***** Trecho do documento *****

Portanto, mesmo não tendo adotado nenhuma causa capaz de dar lugar a esse
desvio, Epicuro sustenta ter formulado uma teoria importante, enquanto na
realidade faz uma afirmação que a razão universalmente despreza e recusa[12].
O universo e os mundos infinitos
O mundo, pois,
constituiu-se em forma de figura curva do seguinte modo: dado que os corpos
indivisíveis têm movimento imprevisível e casual e movem-se continuamente e com
a máxima velocidade, por isso muitos deles, de figura e grandeza <e peso>
as mais variadas, recolheram-se no mesmo lugar. Recolhidos, pois, todos juntos
no mesmo lugar, alguns, os maiores e mais pesados, depositaram-se no ponto mais
baixo; aqueles, ao contrário, que eram pequenos, redondos, lisos e
escorregadios, eram expulsos pelo afluir de outros átomos e eram projetados
para cima. Como depois cessasse a força repulsiva que os sustentava, e o choque
não mais os impulsionasse para cima, mais também encontrassem impedimento para
dirigirem-se para baixo, eram comprimidos para os lugares próprios a
acolhe-los, isto é, os periféricos: e neles dispunha-se em volta a multidão de
tais corpos que, enlaçados uns aos outros segundo uma linha curva, deram origem
ao céu. Depois, os átomos que eram de várias espécies, como se disse, embora
tendo a mesma natureza, impulsionados para o espaço superior, formaram a
natureza dos astros. Além disso, a multidão dos átomos que subiam como
evaporando, golpeava e comprimia o ar, por sua vez, transformando em vento pelo
movimento que lhe era impresso e envolvendo os astros todos juntos,
arrastava-os consigo e, por sua vez, imprimia-lhes no alto espaço o movimento
rotatório que perdura até agora. Em seguida, dos átomos pousados embaixo teve
origem a terra; dos que foram levantados ao alto espaço tiveram origem o céu, o
fogo e o ar. Mas porque sobre a terra tinha-se ainda acumulado muita matéria, a
qual se condensava pelos choques dos ventos e as exalações dos astros, tudo o
que nela tinha configurado de partes pequenas foi ulteriormente comprimido e
produziu a natureza líquida. Esta, sendo fluida, dirigiu-se para os lugares
côncavos, próprios para acolhê-la, ou a água, depositada por si mesma, escavou
os lugares que a contêm. As partes mais importantes do mundo, portanto,
formaram-se do modo acima descrito[13].

***** Registros listados *****

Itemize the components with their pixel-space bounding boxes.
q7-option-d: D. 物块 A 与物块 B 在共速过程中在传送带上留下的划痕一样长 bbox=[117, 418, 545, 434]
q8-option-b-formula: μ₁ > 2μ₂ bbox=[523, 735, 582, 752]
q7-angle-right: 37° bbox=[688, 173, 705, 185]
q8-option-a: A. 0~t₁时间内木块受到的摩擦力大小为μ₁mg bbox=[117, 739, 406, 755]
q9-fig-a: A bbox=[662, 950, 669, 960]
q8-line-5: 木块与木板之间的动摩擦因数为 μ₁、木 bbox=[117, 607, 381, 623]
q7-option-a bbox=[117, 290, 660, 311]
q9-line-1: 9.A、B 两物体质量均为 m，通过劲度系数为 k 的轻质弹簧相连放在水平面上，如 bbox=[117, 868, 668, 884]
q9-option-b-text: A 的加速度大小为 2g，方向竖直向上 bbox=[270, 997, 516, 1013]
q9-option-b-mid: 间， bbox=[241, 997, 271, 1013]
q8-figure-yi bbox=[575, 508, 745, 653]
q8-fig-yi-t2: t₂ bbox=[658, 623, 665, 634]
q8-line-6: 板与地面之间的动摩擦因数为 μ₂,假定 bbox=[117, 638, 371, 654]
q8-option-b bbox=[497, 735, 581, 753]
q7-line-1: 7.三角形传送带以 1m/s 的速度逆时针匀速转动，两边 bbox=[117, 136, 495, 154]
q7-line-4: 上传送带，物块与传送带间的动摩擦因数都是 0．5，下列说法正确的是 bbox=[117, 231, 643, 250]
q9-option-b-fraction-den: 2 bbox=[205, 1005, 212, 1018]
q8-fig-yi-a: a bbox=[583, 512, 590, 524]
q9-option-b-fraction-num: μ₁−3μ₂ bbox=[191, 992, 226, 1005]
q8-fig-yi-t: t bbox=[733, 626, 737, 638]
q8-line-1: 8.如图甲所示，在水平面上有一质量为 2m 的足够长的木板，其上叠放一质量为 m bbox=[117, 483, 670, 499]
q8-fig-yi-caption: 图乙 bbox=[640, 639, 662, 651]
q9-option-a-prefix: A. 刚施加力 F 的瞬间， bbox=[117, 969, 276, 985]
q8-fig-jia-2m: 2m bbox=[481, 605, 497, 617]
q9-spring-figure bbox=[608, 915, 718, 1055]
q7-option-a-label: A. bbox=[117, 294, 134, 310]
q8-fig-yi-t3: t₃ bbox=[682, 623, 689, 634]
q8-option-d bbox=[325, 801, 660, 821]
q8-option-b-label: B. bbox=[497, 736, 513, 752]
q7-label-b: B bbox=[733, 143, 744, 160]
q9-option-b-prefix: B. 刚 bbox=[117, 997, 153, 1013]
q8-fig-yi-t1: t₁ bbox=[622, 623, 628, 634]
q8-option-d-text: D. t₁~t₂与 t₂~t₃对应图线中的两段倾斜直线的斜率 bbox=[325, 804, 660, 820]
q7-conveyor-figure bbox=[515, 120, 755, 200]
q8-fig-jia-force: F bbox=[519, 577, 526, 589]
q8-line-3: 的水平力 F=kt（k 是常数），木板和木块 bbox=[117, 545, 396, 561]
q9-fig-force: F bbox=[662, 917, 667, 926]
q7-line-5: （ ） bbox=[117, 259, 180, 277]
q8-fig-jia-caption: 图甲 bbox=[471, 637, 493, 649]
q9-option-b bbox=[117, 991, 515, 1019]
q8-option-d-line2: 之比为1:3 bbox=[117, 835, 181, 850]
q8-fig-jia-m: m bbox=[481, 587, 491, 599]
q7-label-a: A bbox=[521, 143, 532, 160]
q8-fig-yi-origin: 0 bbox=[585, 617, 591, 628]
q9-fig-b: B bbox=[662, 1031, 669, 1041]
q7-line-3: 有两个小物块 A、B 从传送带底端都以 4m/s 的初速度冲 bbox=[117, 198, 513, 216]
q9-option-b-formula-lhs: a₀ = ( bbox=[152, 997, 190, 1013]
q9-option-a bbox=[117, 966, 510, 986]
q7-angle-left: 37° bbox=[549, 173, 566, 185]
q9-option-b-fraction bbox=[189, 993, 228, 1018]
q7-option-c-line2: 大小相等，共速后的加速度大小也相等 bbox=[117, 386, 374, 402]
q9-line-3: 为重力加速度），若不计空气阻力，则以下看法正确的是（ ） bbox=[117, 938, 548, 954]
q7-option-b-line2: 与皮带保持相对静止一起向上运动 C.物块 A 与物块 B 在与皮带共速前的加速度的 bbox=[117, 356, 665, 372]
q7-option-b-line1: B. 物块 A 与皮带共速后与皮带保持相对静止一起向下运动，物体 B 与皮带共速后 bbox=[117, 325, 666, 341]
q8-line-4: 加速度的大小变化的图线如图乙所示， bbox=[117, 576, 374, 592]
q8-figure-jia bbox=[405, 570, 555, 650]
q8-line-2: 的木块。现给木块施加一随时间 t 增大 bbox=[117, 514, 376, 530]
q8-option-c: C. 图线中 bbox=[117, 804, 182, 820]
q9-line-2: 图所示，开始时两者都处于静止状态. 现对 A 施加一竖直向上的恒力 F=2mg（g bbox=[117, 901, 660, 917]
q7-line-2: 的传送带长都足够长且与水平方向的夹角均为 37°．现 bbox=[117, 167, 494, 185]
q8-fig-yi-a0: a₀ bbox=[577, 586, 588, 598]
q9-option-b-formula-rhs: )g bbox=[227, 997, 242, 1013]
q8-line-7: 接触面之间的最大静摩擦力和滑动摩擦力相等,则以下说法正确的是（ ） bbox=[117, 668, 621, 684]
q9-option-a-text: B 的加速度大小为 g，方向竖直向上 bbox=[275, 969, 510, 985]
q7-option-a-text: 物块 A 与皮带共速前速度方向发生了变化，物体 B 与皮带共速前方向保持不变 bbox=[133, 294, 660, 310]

*****

Objetivos:
- a) Reproduza literalmente a passagem do trecho do documento que começa em "Portanto, mesmo não" e segue até "despreza e recusa[12].".
- b) Converta em uma lista JSON de strings, com uma string por linha e sem as linhas em branco, as linhas dos registros desde o início deles até a linha que contém "q9-option-b-prefix: B. 刚", inclusive.
O trecho do documento e os registros não guardam relação entre si.

Respostas por tarefa:
- a)
Portanto, mesmo não tendo adotado nenhuma causa capaz de dar lugar a esse
desvio, Epicuro sustenta ter formulado uma teoria importante, enquanto na
realidade faz uma afirmação que a razão universalmente despreza e recusa[12].

- b)
[
  "Itemize the components with their pixel-space bounding boxes.",
  "q7-option-d: D. 物块 A 与物块 B 在共速过程中在传送带上留下的划痕一样长 bbox=[117, 418, 545, 434]",
  "q8-option-b-formula: μ₁ > 2μ₂ bbox=[523, 735, 582, 752]",
  "q7-angle-right: 37° bbox=[688, 173, 705, 185]",
  "q8-option-a: A. 0~t₁时间内木块受到的摩擦力大小为μ₁mg bbox=[117, 739, 406, 755]",
  "q9-fig-a: A bbox=[662, 950, 669, 960]",
  "q8-line-5: 木块与木板之间的动摩擦因数为 μ₁、木 bbox=[117, 607, 381, 623]",
  "q7-option-a bbox=[117, 290, 660, 311]",
  "q9-line-1: 9.A、B 两物体质量均为 m，通过劲度系数为 k 的轻质弹簧相连放在水平面上，如 bbox=[117, 868, 668, 884]",
  "q9-option-b-text: A 的加速度大小为 2g，方向竖直向上 bbox=[270, 997, 516, 1013]",
  "q9-option-b-mid: 间， bbox=[241, 997, 271, 1013]",
  "q8-figure-yi bbox=[575, 508, 745, 653]",
  "q8-fig-yi-t2: t₂ bbox=[658, 623, 665, 634]",
  "q8-line-6: 板与地面之间的动摩擦因数为 μ₂,假定 bbox=[117, 638, 371, 654]",
  "q8-option-b bbox=[497, 735, 581, 753]",
  "q7-line-1: 7.三角形传送带以 1m/s 的速度逆时针匀速转动，两边 bbox=[117, 136, 495, 154]",
  "q7-line-4: 上传送带，物块与传送带间的动摩擦因数都是 0．5，下列说法正确的是 bbox=[117, 231, 643, 250]",
  "q9-option-b-fraction-den: 2 bbox=[205, 1005, 212, 1018]",
  "q8-fig-yi-a: a bbox=[583, 512, 590, 524]",
  "q9-option-b-fraction-num: μ₁−3μ₂ bbox=[191, 992, 226, 1005]",
  "q8-fig-yi-t: t bbox=[733, 626, 737, 638]",
  "q8-line-1: 8.如图甲所示，在水平面上有一质量为 2m 的足够长的木板，其上叠放一质量为 m bbox=[117, 483, 670, 499]",
  "q8-fig-yi-caption: 图乙 bbox=[640, 639, 662, 651]",
  "q9-option-a-prefix: A. 刚施加力 F 的瞬间， bbox=[117, 969, 276, 985]",
  "q8-fig-jia-2m: 2m bbox=[481, 605, 497, 617]",
  "q9-spring-figure bbox=[608, 915, 718, 1055]",
  "q7-option-a-label: A. bbox=[117, 294, 134, 310]",
  "q8-fig-yi-t3: t₃ bbox=[682, 623, 689, 634]",
  "q8-option-d bbox=[325, 801, 660, 821]",
  "q8-option-b-label: B. bbox=[497, 736, 513, 752]",
  "q7-label-b: B bbox=[733, 143, 744, 160]",
  "q9-option-b-prefix: B. 刚 bbox=[117, 997, 153, 1013]"
]